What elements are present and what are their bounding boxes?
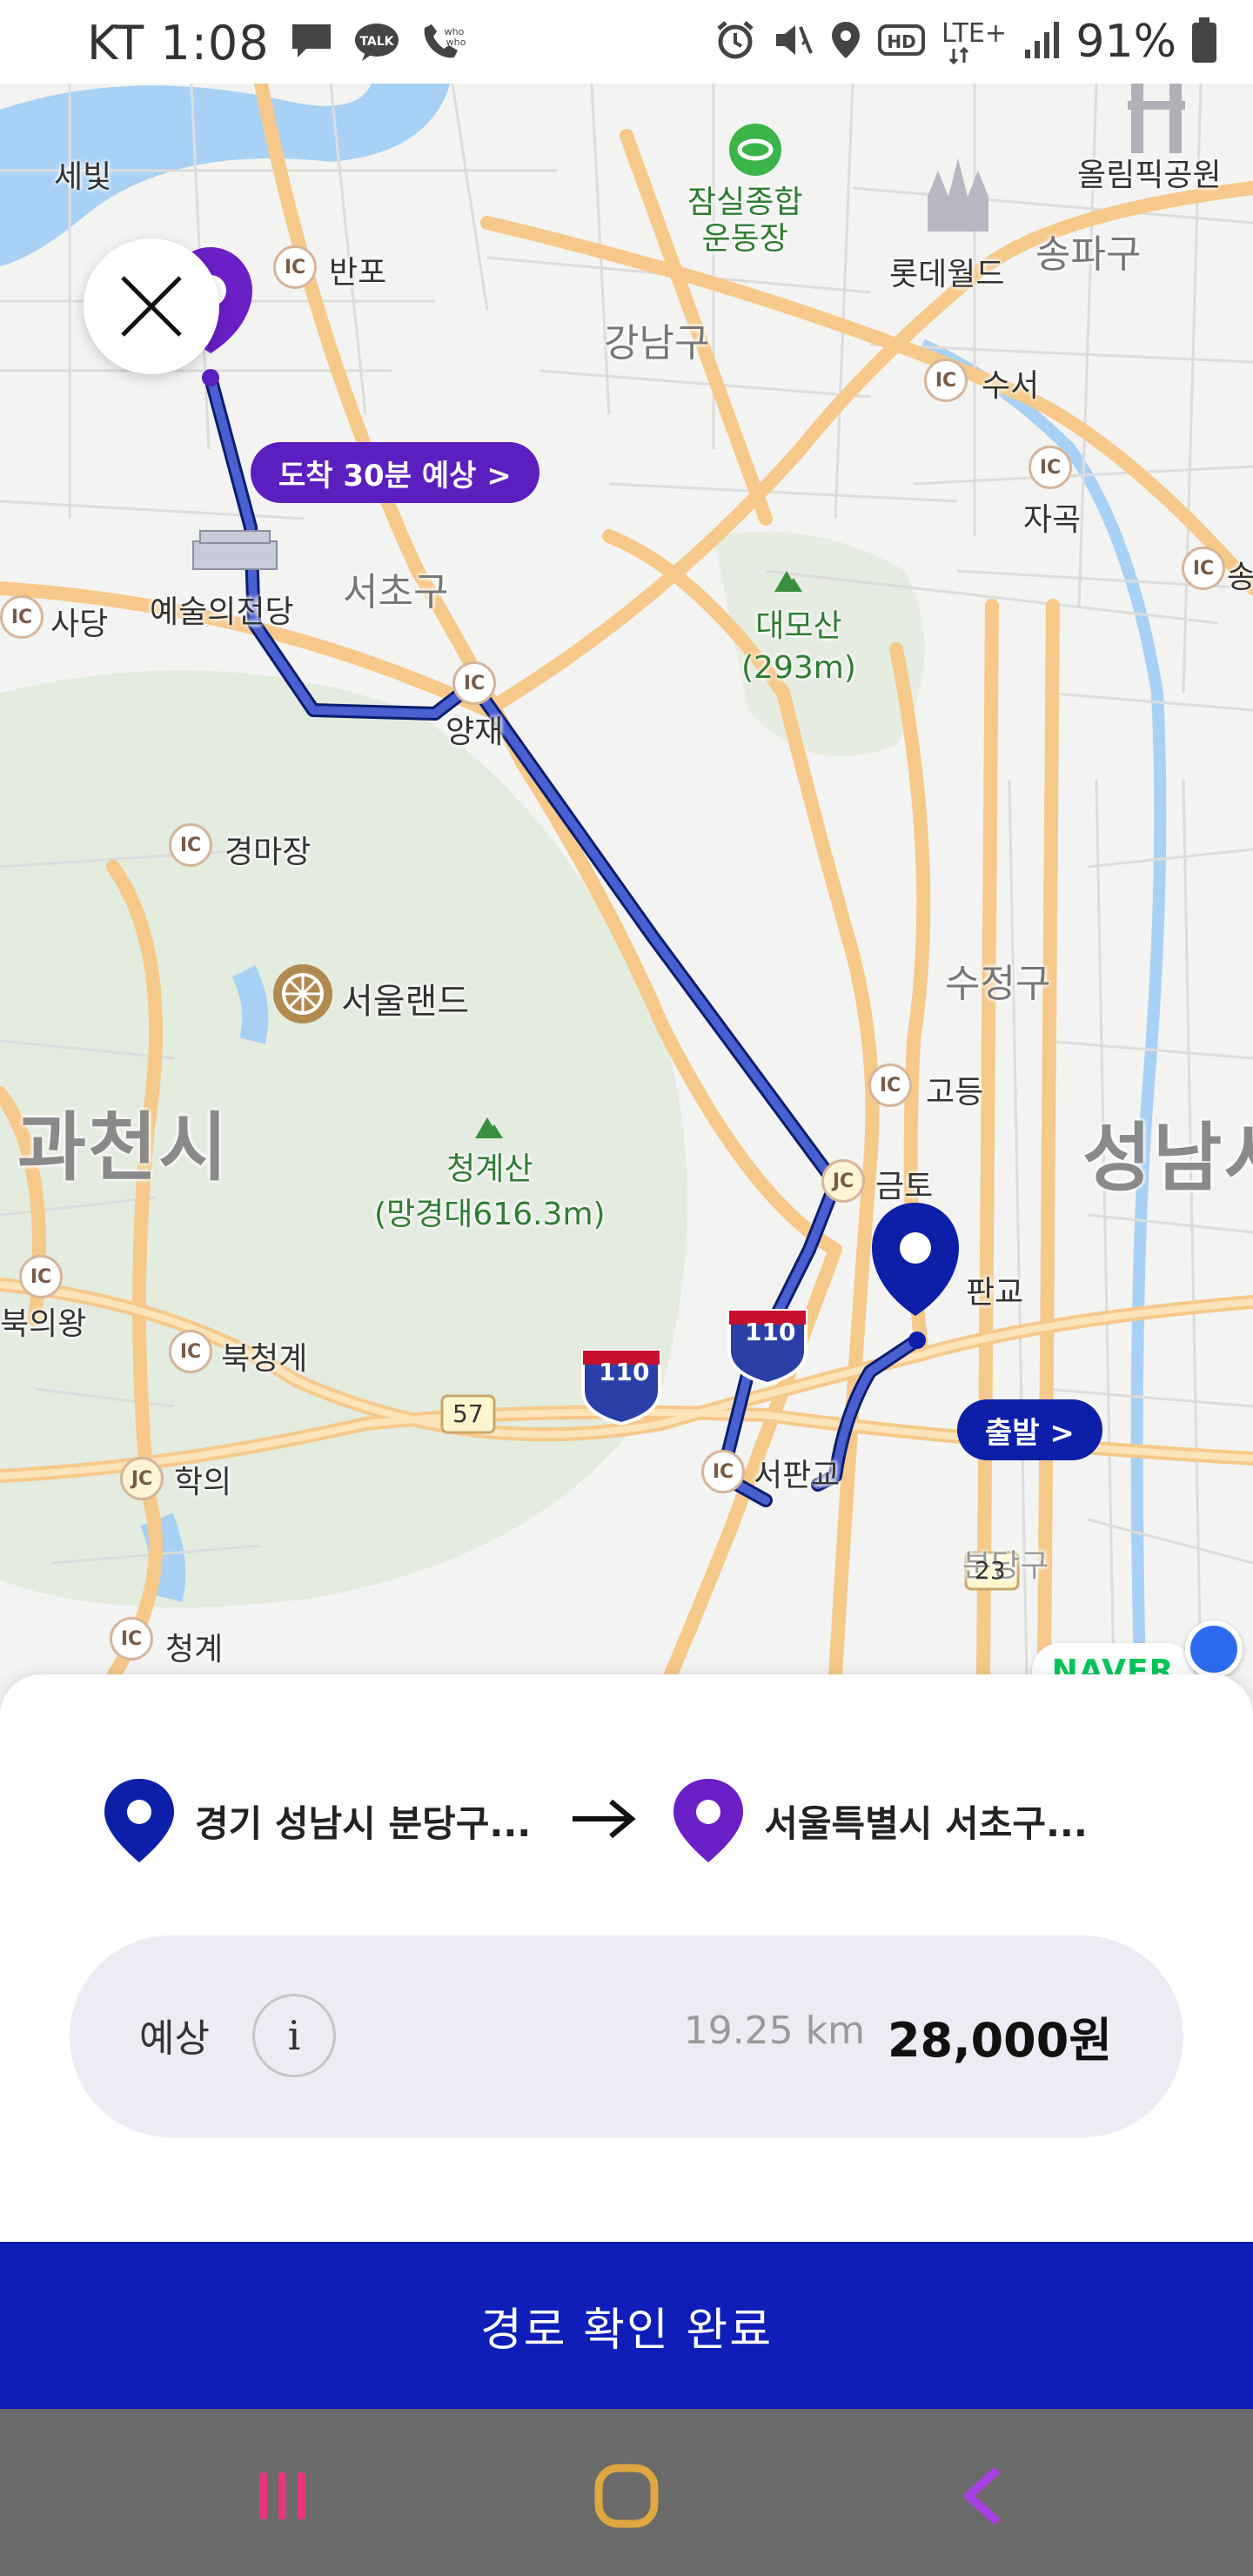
ic-badge-buguiwang: IC (19, 1255, 63, 1298)
map-label-pangyo: 판교 (966, 1275, 1024, 1311)
origin-pin-icon (104, 1779, 174, 1862)
map-label-hakui: 학의 (174, 1465, 232, 1500)
map-label-seoulland: 서울랜드 (341, 982, 470, 1022)
message-icon (289, 21, 334, 66)
hd-text: HD (888, 31, 916, 52)
ic-badge-seopangyo: IC (701, 1450, 745, 1493)
system-nav-bar (0, 2409, 1253, 2576)
map-label-arts-center: 예술의전당 (150, 594, 294, 630)
map-label-daemosan: 대모산 (293m) (741, 608, 856, 686)
map-label-songpa: 송파구 (1035, 232, 1142, 277)
arrow-right-icon (569, 1797, 637, 1844)
jc-badge-geumto: JC (821, 1159, 865, 1203)
back-icon (964, 2468, 999, 2524)
ic-badge-bukcheonggye: IC (169, 1330, 212, 1373)
map-label-jagok: 자곡 (1023, 502, 1082, 538)
signal-icon (1023, 18, 1062, 65)
home-button[interactable] (583, 2452, 670, 2539)
destination-item[interactable]: 서울특별시 서초구... (672, 1777, 1088, 1864)
map-label-bukcheonggye: 북청계 (221, 1341, 308, 1377)
route-summary-sheet: 경기 성남시 분당구... 서울특별시 서초구... 예상 i 19.25 km… (0, 1674, 1253, 2242)
map-label-sujeong: 수정구 (945, 962, 1051, 1006)
close-button[interactable] (84, 238, 219, 374)
home-icon (594, 2464, 659, 2528)
map-label-gangnam: 강남구 (604, 321, 710, 366)
map-label-yangjae: 양재 (446, 714, 504, 750)
info-button[interactable]: i (252, 1994, 336, 2077)
map-label-gwacheon: 과천시 (17, 1104, 230, 1191)
route-110-shield-b: 110 (745, 1318, 796, 1346)
ic-badge-jagok: IC (1029, 446, 1072, 489)
ic-badge-song: IC (1182, 547, 1225, 590)
hd-icon: HD (877, 21, 926, 63)
close-icon (121, 276, 182, 337)
depart-marker[interactable] (872, 1203, 959, 1316)
status-bar: KT 1:08 TALK who who HD LTE+ 91% (0, 0, 1253, 84)
ic-badge-suseo: IC (924, 359, 968, 402)
info-icon: i (287, 2012, 301, 2059)
svg-text:who: who (446, 37, 466, 48)
fare-distance: 19.25 km (683, 2009, 865, 2053)
jc-badge-hakui: JC (120, 1457, 164, 1500)
current-location-dot (1185, 1620, 1243, 1676)
ic-badge-yangjae: IC (452, 661, 496, 705)
lte-text: LTE+ (941, 18, 1007, 49)
route-110-shield-a: 110 (599, 1358, 650, 1386)
battery-percent: 91% (1075, 16, 1176, 68)
ic-badge-cheonggye: IC (110, 1617, 153, 1660)
depart-pill[interactable]: 출발 > (957, 1399, 1102, 1460)
route-57-shield: 57 (452, 1399, 484, 1428)
arrival-eta-pill[interactable]: 도착 30분 예상 > (251, 442, 539, 503)
map-label-seopangyo: 서판교 (754, 1458, 841, 1493)
back-button[interactable] (940, 2452, 1027, 2539)
map-label-seongnam: 성남시 (1082, 1115, 1253, 1202)
ic-badge-gyeongmajang: IC (169, 823, 212, 867)
route-row: 경기 성남시 분당구... 서울특별시 서초구... (103, 1777, 1164, 1864)
map-label-lotteworld: 롯데월드 (889, 257, 1005, 292)
origin-item[interactable]: 경기 성남시 분당구... (103, 1777, 531, 1864)
fare-price: 28,000원 (887, 2013, 1112, 2068)
map-label-cheonggyesan: 청계산 (망경대616.3m) (374, 1151, 606, 1232)
map-label-sebit: 세빛 (54, 159, 112, 195)
carrier-time: KT 1:08 (87, 16, 270, 70)
destination-address: 서울특별시 서초구... (764, 1801, 1088, 1845)
location-icon (828, 18, 863, 65)
map-label-geumto: 금토 (875, 1169, 934, 1204)
svg-text:TALK: TALK (359, 35, 394, 49)
mute-icon (771, 18, 814, 65)
ic-badge-sadang: IC (0, 595, 44, 639)
map-label-gyeongmajang: 경마장 (224, 835, 312, 870)
ic-badge-godeung: IC (868, 1063, 912, 1107)
talk-icon: TALK (353, 21, 400, 66)
origin-address: 경기 성남시 분당구... (195, 1801, 532, 1845)
fare-box: 예상 i 19.25 km 28,000원 (70, 1935, 1183, 2137)
battery-icon (1190, 16, 1218, 68)
map-view[interactable]: 세빛 반포 잠실종합 운동장 롯데월드 올림픽공원 송파구 강남구 수서 자곡 … (0, 84, 1253, 1676)
recent-apps-button[interactable] (239, 2452, 326, 2539)
map-label-sadang: 사당 (50, 607, 109, 642)
fare-label: 예상 (139, 2016, 210, 2061)
map-label-buguiwang: 북의왕 (0, 1306, 87, 1342)
map-label-song-partial: 송 (1227, 560, 1253, 595)
route-23-shield: 23 (975, 1556, 1006, 1585)
map-label-olympic: 올림픽공원 (1077, 158, 1222, 193)
map-label-godeung: 고등 (926, 1075, 984, 1110)
map-label-jamsil: 잠실종합 운동장 (687, 184, 803, 257)
alarm-icon (714, 18, 757, 65)
status-right: HD LTE+ 91% (714, 16, 1218, 68)
map-label-suseo: 수서 (982, 368, 1040, 404)
lte-icon: LTE+ (940, 16, 1009, 68)
confirm-route-button[interactable]: 경로 확인 완료 (0, 2242, 1253, 2409)
map-label-cheonggye: 청계 (165, 1632, 224, 1667)
destination-pin-icon (673, 1779, 744, 1862)
recent-apps-icon (259, 2472, 305, 2519)
status-left: KT 1:08 TALK who who (87, 16, 466, 70)
ic-badge-banpo: IC (273, 245, 317, 289)
naver-logo: NAVER (1032, 1643, 1194, 1676)
map-label-banpo: 반포 (329, 255, 387, 291)
whowho-icon: who who (419, 21, 466, 66)
map-label-seocho-gu: 서초구 (343, 570, 449, 614)
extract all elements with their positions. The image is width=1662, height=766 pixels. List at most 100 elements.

------------

-- Given exercise --
Rewrite the records above as a Markdown table with the columns "Row" and "Line", placing one non-blank line per row with its row number. Omit the pictures from the answer.

-- Answer to the task --
| Row | Line |
|---|---|
| 1 | What elements are present and what are their bounding boxes? |
| 2 | ic-badge-buguiwang: IC (19, 1255, 63, 1298) |
| 3 | map-label-pangyo: 판교 (966, 1275, 1024, 1311) |
| 4 | origin-pin-icon (104, 1779, 174, 1862) |
| 5 | map-label-hakui: 학의 (174, 1465, 232, 1500) |
| 6 | map-label-seoulland: 서울랜드 (341, 982, 470, 1022) |
| 7 | message-icon (289, 21, 334, 66) |
| 8 | hd-text: HD (888, 31, 916, 52) |
| 9 | ic-badge-seopangyo: IC (701, 1450, 745, 1493) |
| 10 | system-nav-bar (0, 2409, 1253, 2576) |
| 11 | map-label-arts-center: 예술의전당 (150, 594, 294, 630) |
| 12 | map-label-daemosan: 대모산 (293m) (741, 608, 856, 686) |
| 13 | map-label-songpa: 송파구 (1035, 232, 1142, 277) |
| 14 | arrow-right-icon (569, 1797, 637, 1844) |
| 15 | jc-badge-geumto: JC (821, 1159, 865, 1203) |
| 16 | back-icon (964, 2468, 999, 2524) |
| 17 | ic-badge-bukcheonggye: IC (169, 1330, 212, 1373) |
| 18 | map-label-jagok: 자곡 (1023, 502, 1082, 538) |
| 19 | signal-icon (1023, 18, 1062, 65) |
| 20 | home-button[interactable] (583, 2452, 670, 2539) |
| 21 | destination-item[interactable]: 서울특별시 서초구... (672, 1777, 1088, 1864) |
| 22 | map-label-bukcheonggye: 북청계 (221, 1341, 308, 1377) |
| 23 | route-summary-sheet: 경기 성남시 분당구... 서울특별시 서초구... 예상 i 19.25 km… (0, 1674, 1253, 2242) |
| 24 | map-label-sujeong: 수정구 (945, 962, 1051, 1006) |
| 25 | close-button[interactable] (84, 238, 219, 374) |
| 26 | home-icon (594, 2464, 659, 2528) |
| 27 | map-label-gangnam: 강남구 (604, 321, 710, 366) |
| 28 | map-label-yangjae: 양재 (446, 714, 504, 750) |
| 29 | info-button[interactable]: i (252, 1994, 336, 2077) |
| 30 | map-label-gwacheon: 과천시 (17, 1104, 230, 1191) |
| 31 | route-110-shield-b: 110 (745, 1318, 796, 1346) |
| 32 | ic-badge-jagok: IC (1029, 446, 1072, 489) |
| 33 | ic-badge-song: IC (1182, 547, 1225, 590) |
| 34 | hd-icon: HD (877, 21, 926, 63) |
| 35 | close-icon (121, 276, 182, 337) |
| 36 | depart-marker[interactable] (872, 1203, 959, 1316) |
| 37 | status-bar: KT 1:08 TALK who who HD LTE+ 91% (0, 0, 1253, 84) |
| 38 | ic-badge-suseo: IC (924, 359, 968, 402) |
| 39 | info-icon: i (287, 2012, 301, 2059) |
| 40 | svg-text:who: who (446, 37, 466, 48) |
| 41 | fare-distance: 19.25 km (683, 2009, 865, 2053) |
| 42 | jc-badge-hakui: JC (120, 1457, 164, 1500) |
| 43 | current-location-dot (1185, 1620, 1243, 1676) |
| 44 | ic-badge-yangjae: IC (452, 661, 496, 705) |
| 45 | lte-text: LTE+ (941, 18, 1007, 49) |
| 46 | route-110-shield-a: 110 (599, 1358, 650, 1386) |
| 47 | battery-percent: 91% (1075, 16, 1176, 68) |
| 48 | ic-badge-cheonggye: IC (110, 1617, 153, 1660) |
| 49 | depart-pill[interactable]: 출발 > (957, 1399, 1102, 1460) |
| 50 | route-57-shield: 57 (452, 1399, 484, 1428) |
| 51 | arrival-eta-pill[interactable]: 도착 30분 예상 > (251, 442, 539, 503) |
| 52 | map-label-seopangyo: 서판교 (754, 1458, 841, 1493) |
| 53 | back-button[interactable] (940, 2452, 1027, 2539) |
| 54 | map-label-seongnam: 성남시 (1082, 1115, 1253, 1202) |
| 55 | ic-badge-gyeongmajang: IC (169, 823, 212, 867) |
| 56 | route-row: 경기 성남시 분당구... 서울특별시 서초구... (103, 1777, 1164, 1864) |
| 57 | map-label-lotteworld: 롯데월드 (889, 257, 1005, 292) |
| 58 | origin-item[interactable]: 경기 성남시 분당구... (103, 1777, 531, 1864) |
| 59 | fare-price: 28,000원 (887, 2013, 1112, 2068) |
| 60 | map-label-cheonggyesan: 청계산 (망경대616.3m) (374, 1151, 606, 1232) |
| 61 | map-label-sebit: 세빛 (54, 159, 112, 195) |
| 62 | carrier-time: KT 1:08 (87, 16, 270, 70) |
| 63 | destination-address: 서울특별시 서초구... (764, 1801, 1088, 1845) |
| 64 | location-icon (828, 18, 863, 65) |
| 65 | map-label-geumto: 금토 (875, 1169, 934, 1204) |
| 66 | svg-text:TALK: TALK (359, 35, 394, 49) |
| 67 | mute-icon (771, 18, 814, 65) |
| 68 | ic-badge-sadang: IC (0, 595, 44, 639) |
| 69 | map-label-gyeongmajang: 경마장 (224, 835, 312, 870) |
| 70 | ic-badge-godeung: IC (868, 1063, 912, 1107) |
| 71 | talk-icon: TALK (353, 21, 400, 66) |
| 72 | origin-address: 경기 성남시 분당구... (195, 1801, 532, 1845) |
| 73 | fare-box: 예상 i 19.25 km 28,000원 (70, 1935, 1183, 2137) |
| 74 | battery-icon (1190, 16, 1218, 68) |
| 75 | map-view[interactable]: 세빛 반포 잠실종합 운동장 롯데월드 올림픽공원 송파구 강남구 수서 자곡 … (0, 84, 1253, 1676) |
| 76 | recent-apps-button[interactable] (239, 2452, 326, 2539) |
| 77 | map-label-sadang: 사당 (50, 607, 109, 642) |
| 78 | fare-label: 예상 (139, 2016, 210, 2061) |
| 79 | map-label-buguiwang: 북의왕 (0, 1306, 87, 1342) |
| 80 | map-label-song-partial: 송 (1227, 560, 1253, 595) |
| 81 | route-23-shield: 23 (975, 1556, 1006, 1585) |
| 82 | map-label-olympic: 올림픽공원 (1077, 158, 1222, 193) |
| 83 | map-label-godeung: 고등 (926, 1075, 984, 1110) |
| 84 | map-label-jamsil: 잠실종합 운동장 (687, 184, 803, 257) |
| 85 | alarm-icon (714, 18, 757, 65) |
| 86 | status-right: HD LTE+ 91% (714, 16, 1218, 68) |
| 87 | map-label-suseo: 수서 (982, 368, 1040, 404) |
| 88 | lte-icon: LTE+ (940, 16, 1009, 68) |
| 89 | confirm-route-button[interactable]: 경로 확인 완료 (0, 2242, 1253, 2409) |
| 90 | map-label-cheonggye: 청계 (165, 1632, 224, 1667) |
| 91 | destination-pin-icon (673, 1779, 744, 1862) |
| 92 | recent-apps-icon (259, 2472, 305, 2519) |
| 93 | status-left: KT 1:08 TALK who who (87, 16, 466, 70) |
| 94 | ic-badge-banpo: IC (273, 245, 317, 289) |
| 95 | naver-logo: NAVER (1032, 1643, 1194, 1676) |
| 96 | map-label-banpo: 반포 (329, 255, 387, 291) |
| 97 | whowho-icon: who who (419, 21, 466, 66) |
| 98 | map-label-seocho-gu: 서초구 (343, 570, 449, 614) |
| 99 | extract all elements with their positions. The image is width=1662, height=766 pixels. List at most 100 elements. |